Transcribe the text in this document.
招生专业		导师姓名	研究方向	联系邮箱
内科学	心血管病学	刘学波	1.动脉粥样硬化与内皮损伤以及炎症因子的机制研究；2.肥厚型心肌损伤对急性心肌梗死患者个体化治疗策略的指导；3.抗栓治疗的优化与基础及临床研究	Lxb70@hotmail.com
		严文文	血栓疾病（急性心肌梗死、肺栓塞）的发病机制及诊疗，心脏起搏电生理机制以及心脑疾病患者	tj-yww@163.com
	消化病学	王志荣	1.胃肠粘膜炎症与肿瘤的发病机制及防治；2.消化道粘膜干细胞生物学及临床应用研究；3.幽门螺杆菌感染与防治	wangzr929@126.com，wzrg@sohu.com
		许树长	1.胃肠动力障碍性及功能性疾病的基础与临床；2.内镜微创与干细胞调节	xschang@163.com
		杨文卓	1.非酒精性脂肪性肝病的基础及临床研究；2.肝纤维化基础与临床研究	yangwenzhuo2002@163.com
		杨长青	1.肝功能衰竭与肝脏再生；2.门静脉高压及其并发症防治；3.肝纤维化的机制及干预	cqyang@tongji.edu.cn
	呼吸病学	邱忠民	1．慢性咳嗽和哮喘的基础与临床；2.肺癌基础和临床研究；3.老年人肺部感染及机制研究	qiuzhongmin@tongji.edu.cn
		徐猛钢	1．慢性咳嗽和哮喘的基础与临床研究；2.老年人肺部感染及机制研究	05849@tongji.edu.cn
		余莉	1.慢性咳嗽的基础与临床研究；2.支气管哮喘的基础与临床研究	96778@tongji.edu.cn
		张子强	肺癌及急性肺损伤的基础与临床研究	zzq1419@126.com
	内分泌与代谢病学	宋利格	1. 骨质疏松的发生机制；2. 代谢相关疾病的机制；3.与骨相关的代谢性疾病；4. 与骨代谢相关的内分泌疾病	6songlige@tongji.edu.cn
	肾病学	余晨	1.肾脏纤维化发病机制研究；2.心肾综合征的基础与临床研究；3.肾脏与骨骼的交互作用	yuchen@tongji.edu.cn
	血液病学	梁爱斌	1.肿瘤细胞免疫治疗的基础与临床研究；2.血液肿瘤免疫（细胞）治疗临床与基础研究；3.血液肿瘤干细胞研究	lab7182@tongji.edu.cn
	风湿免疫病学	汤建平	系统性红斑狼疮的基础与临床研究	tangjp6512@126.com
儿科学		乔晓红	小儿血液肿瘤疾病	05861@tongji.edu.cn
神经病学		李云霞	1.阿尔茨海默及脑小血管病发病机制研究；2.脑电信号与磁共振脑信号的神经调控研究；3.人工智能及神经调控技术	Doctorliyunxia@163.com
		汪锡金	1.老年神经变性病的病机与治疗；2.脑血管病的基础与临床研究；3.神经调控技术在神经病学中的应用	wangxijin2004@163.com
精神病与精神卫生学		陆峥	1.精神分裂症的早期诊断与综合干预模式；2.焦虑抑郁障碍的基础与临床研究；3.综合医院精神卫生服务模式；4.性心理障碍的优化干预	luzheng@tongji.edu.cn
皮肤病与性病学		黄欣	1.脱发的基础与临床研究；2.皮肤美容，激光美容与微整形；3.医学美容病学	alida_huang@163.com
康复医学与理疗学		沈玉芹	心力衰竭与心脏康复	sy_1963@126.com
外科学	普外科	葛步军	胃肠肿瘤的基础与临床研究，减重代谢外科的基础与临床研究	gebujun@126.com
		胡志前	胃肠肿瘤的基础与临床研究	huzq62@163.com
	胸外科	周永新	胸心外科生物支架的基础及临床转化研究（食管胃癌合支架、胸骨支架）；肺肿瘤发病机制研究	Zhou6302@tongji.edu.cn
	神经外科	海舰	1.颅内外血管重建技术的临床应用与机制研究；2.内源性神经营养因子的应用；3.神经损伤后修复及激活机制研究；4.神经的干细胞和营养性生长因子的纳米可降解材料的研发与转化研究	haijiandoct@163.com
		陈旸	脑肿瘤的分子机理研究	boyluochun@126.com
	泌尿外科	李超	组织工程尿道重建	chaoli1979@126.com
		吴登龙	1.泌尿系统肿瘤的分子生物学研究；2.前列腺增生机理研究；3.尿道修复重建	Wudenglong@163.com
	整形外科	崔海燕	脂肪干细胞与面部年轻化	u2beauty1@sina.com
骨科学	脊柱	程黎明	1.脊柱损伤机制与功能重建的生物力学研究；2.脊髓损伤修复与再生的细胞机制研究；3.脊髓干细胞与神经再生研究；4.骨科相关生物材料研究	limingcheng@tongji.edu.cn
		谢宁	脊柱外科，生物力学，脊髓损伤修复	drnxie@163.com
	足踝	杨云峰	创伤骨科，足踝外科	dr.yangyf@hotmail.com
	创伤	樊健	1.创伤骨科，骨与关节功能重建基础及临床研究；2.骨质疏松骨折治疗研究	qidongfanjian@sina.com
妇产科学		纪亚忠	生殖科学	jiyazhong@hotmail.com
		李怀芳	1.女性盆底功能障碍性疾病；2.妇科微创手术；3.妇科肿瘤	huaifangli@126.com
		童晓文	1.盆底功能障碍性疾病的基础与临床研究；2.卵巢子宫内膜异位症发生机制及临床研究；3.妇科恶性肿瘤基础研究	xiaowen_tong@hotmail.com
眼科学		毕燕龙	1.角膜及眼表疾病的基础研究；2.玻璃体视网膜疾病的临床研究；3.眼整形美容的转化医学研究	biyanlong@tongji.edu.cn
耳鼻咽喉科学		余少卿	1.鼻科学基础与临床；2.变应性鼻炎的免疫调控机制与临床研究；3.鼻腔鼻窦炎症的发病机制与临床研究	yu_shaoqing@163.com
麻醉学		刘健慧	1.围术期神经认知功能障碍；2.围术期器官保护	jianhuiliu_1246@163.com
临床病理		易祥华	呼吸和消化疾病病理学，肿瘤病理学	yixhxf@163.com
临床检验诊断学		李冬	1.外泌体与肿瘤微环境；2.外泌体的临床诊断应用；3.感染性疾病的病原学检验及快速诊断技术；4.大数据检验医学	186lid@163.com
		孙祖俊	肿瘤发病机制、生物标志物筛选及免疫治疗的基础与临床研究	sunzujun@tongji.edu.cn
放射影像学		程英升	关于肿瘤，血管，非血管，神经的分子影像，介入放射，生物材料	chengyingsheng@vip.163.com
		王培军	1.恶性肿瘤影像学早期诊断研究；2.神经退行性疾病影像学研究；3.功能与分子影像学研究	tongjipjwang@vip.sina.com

· · ·

Word for word, quote all of the data above.

Transcribe the text in this document.
招生专业		导师姓名	研究方向	联系邮箱
内科学	心血管病学	刘学波	1.动脉粥样硬化与内皮损伤以及炎症因子的机制研究；2.肥厚型心肌损伤对急性心肌梗死患者个体化治疗策略的指导；3.抗栓治疗的优化与基础及临床研究	Lxb70@hotmail.com
		严文文	血栓疾病（急性心肌梗死、肺栓塞）的发病机制及诊疗，心脏起搏电生理机制以及心脑疾病患者	tj-yww@163.com
	消化病学	王志荣	1.胃肠粘膜炎症与肿瘤的发病机制及防治；2.消化道粘膜干细胞生物学及临床应用研究；3.幽门螺杆菌感染与防治	wangzr929@126.com，wzrg@sohu.com
		许树长	1.胃肠动力障碍性及功能性疾病的基础与临床；2.内镜微创与干细胞调节	xschang@163.com
		杨文卓	1.非酒精性脂肪性肝病的基础及临床研究；2.肝纤维化基础与临床研究	yangwenzhuo2002@163.com
		杨长青	1.肝功能衰竭与肝脏再生；2.门静脉高压及其并发症防治；3.肝纤维化的机制及干预	cqyang@tongji.edu.cn
	呼吸病学	邱忠民	1．慢性咳嗽和哮喘的基础与临床；2.肺癌基础和临床研究；3.老年人肺部感染及机制研究	qiuzhongmin@tongji.edu.cn
		徐猛钢	1．慢性咳嗽和哮喘的基础与临床研究；2.老年人肺部感染及机制研究	05849@tongji.edu.cn
		余莉	1.慢性咳嗽的基础与临床研究；2.支气管哮喘的基础与临床研究	96778@tongji.edu.cn
		张子强	肺癌及急性肺损伤的基础与临床研究	zzq1419@126.com
	内分泌与代谢病学	宋利格	1. 骨质疏松的发生机制；2. 代谢相关疾病的机制；3.与骨相关的代谢性疾病；4. 与骨代谢相关的内分泌疾病	6songlige@tongji.edu.cn
	肾病学	余晨	1.肾脏纤维化发病机制研究；2.心肾综合征的基础与临床研究；3.肾脏与骨骼的交互作用	yuchen@tongji.edu.cn
	血液病学	梁爱斌	1.肿瘤细胞免疫治疗的基础与临床研究；2.血液肿瘤免疫（细胞）治疗临床与基础研究；3.血液肿瘤干细胞研究	lab7182@tongji.edu.cn
	风湿免疫病学	汤建平	系统性红斑狼疮的基础与临床研究	tangjp6512@126.com
儿科学		乔晓红	小儿血液肿瘤疾病	05861@tongji.edu.cn
神经病学		李云霞	1.阿尔茨海默及脑小血管病发病机制研究；2.脑电信号与磁共振脑信号的神经调控研究；3.人工智能及神经调控技术	Doctorliyunxia@163.com
		汪锡金	1.老年神经变性病的病机与治疗；2.脑血管病的基础与临床研究；3.神经调控技术在神经病学中的应用	wangxijin2004@163.com
精神病与精神卫生学		陆峥	1.精神分裂症的早期诊断与综合干预模式；2.焦虑抑郁障碍的基础与临床研究；3.综合医院精神卫生服务模式；4.性心理障碍的优化干预	luzheng@tongji.edu.cn
皮肤病与性病学		黄欣	1.脱发的基础与临床研究；2.皮肤美容，激光美容与微整形；3.医学美容病学	alida_huang@163.com
康复医学与理疗学		沈玉芹	心力衰竭与心脏康复	sy_1963@126.com
外科学	普外科	葛步军	胃肠肿瘤的基础与临床研究，减重代谢外科的基础与临床研究	gebujun@126.com
		胡志前	胃肠肿瘤的基础与临床研究	huzq62@163.com
	胸外科	周永新	胸心外科生物支架的基础及临床转化研究（食管胃癌合支架、胸骨支架）；肺肿瘤发病机制研究	Zhou6302@tongji.edu.cn
	神经外科	海舰	1.颅内外血管重建技术的临床应用与机制研究；2.内源性神经营养因子的应用；3.神经损伤后修复及激活机制研究；4.神经的干细胞和营养性生长因子的纳米可降解材料的研发与转化研究	haijiandoct@163.com
		陈旸	脑肿瘤的分子机理研究	boyluochun@126.com
	泌尿外科	李超	组织工程尿道重建	chaoli1979@126.com
		吴登龙	1.泌尿系统肿瘤的分子生物学研究；2.前列腺增生机理研究；3.尿道修复重建	Wudenglong@163.com
	整形外科	崔海燕	脂肪干细胞与面部年轻化	u2beauty1@sina.com
骨科学	脊柱	程黎明	1.脊柱损伤机制与功能重建的生物力学研究；2.脊髓损伤修复与再生的细胞机制研究；3.脊髓干细胞与神经再生研究；4.骨科相关生物材料研究	limingcheng@tongji.edu.cn
		谢宁	脊柱外科，生物力学，脊髓损伤修复	drnxie@163.com
	足踝	杨云峰	创伤骨科，足踝外科	dr.yangyf@hotmail.com
	创伤	樊健	1.创伤骨科，骨与关节功能重建基础及临床研究；2.骨质疏松骨折治疗研究	qidongfanjian@sina.com
妇产科学		纪亚忠	生殖科学	jiyazhong@hotmail.com
		李怀芳	1.女性盆底功能障碍性疾病；2.妇科微创手术；3.妇科肿瘤	huaifangli@126.com
		童晓文	1.盆底功能障碍性疾病的基础与临床研究；2.卵巢子宫内膜异位症发生机制及临床研究；3.妇科恶性肿瘤基础研究	xiaowen_tong@hotmail.com
眼科学		毕燕龙	1.角膜及眼表疾病的基础研究；2.玻璃体视网膜疾病的临床研究；3.眼整形美容的转化医学研究	biyanlong@tongji.edu.cn
耳鼻咽喉科学		余少卿	1.鼻科学基础与临床；2.变应性鼻炎的免疫调控机制与临床研究；3.鼻腔鼻窦炎症的发病机制与临床研究	yu_shaoqing@163.com
麻醉学		刘健慧	1.围术期神经认知功能障碍；2.围术期器官保护	jianhuiliu_1246@163.com
临床病理		易祥华	呼吸和消化疾病病理学，肿瘤病理学	yixhxf@163.com
临床检验诊断学		李冬	1.外泌体与肿瘤微环境；2.外泌体的临床诊断应用；3.感染性疾病的病原学检验及快速诊断技术；4.大数据检验医学	186lid@163.com
		孙祖俊	肿瘤发病机制、生物标志物筛选及免疫治疗的基础与临床研究	sunzujun@tongji.edu.cn
放射影像学		程英升	关于肿瘤，血管，非血管，神经的分子影像，介入放射，生物材料	chengyingsheng@vip.163.com
		王培军	1.恶性肿瘤影像学早期诊断研究；2.神经退行性疾病影像学研究；3.功能与分子影像学研究	tongjipjwang@vip.sina.com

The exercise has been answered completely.